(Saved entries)
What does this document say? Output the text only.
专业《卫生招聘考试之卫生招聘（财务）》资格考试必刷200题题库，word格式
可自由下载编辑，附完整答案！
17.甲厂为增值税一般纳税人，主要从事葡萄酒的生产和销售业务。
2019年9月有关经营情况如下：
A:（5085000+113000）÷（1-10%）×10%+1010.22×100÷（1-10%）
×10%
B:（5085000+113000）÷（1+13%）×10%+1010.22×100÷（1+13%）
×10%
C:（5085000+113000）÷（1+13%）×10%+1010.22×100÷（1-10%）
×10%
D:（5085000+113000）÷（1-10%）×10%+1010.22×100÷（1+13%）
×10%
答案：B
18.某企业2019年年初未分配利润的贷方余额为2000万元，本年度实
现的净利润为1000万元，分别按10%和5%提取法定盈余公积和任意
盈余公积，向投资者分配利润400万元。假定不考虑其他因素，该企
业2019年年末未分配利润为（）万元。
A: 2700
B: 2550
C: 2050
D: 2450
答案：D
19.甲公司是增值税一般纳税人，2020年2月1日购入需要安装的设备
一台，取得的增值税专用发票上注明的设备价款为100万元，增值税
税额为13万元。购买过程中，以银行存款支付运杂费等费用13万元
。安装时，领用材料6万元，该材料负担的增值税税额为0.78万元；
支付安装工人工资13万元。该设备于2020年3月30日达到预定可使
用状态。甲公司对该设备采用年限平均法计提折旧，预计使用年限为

## [Stated goal]
Your task is to output all of the data above word for word.

## [Exercise output]
What does this document say? Output the text only.
专业《卫生招聘考试之卫生招聘（财务）》资格考试必刷200题题库，word格式
可自由下载编辑，附完整答案！
17.甲厂为增值税一般纳税人，主要从事葡萄酒的生产和销售业务。
2019年9月有关经营情况如下：
A:（5085000+113000）÷（1-10%）×10%+1010.22×100÷（1-10%）
×10%
B:（5085000+113000）÷（1+13%）×10%+1010.22×100÷（1+13%）
×10%
C:（5085000+113000）÷（1+13%）×10%+1010.22×100÷（1-10%）
×10%
D:（5085000+113000）÷（1-10%）×10%+1010.22×100÷（1+13%）
×10%
答案：B
18.某企业2019年年初未分配利润的贷方余额为2000万元，本年度实
现的净利润为1000万元，分别按10%和5%提取法定盈余公积和任意
盈余公积，向投资者分配利润400万元。假定不考虑其他因素，该企
业2019年年末未分配利润为（）万元。
A: 2700
B: 2550
C: 2050
D: 2450
答案：D
19.甲公司是增值税一般纳税人，2020年2月1日购入需要安装的设备
一台，取得的增值税专用发票上注明的设备价款为100万元，增值税
税额为13万元。购买过程中，以银行存款支付运杂费等费用13万元
。安装时，领用材料6万元，该材料负担的增值税税额为0.78万元；
支付安装工人工资13万元。该设备于2020年3月30日达到预定可使
用状态。甲公司对该设备采用年限平均法计提折旧，预计使用年限为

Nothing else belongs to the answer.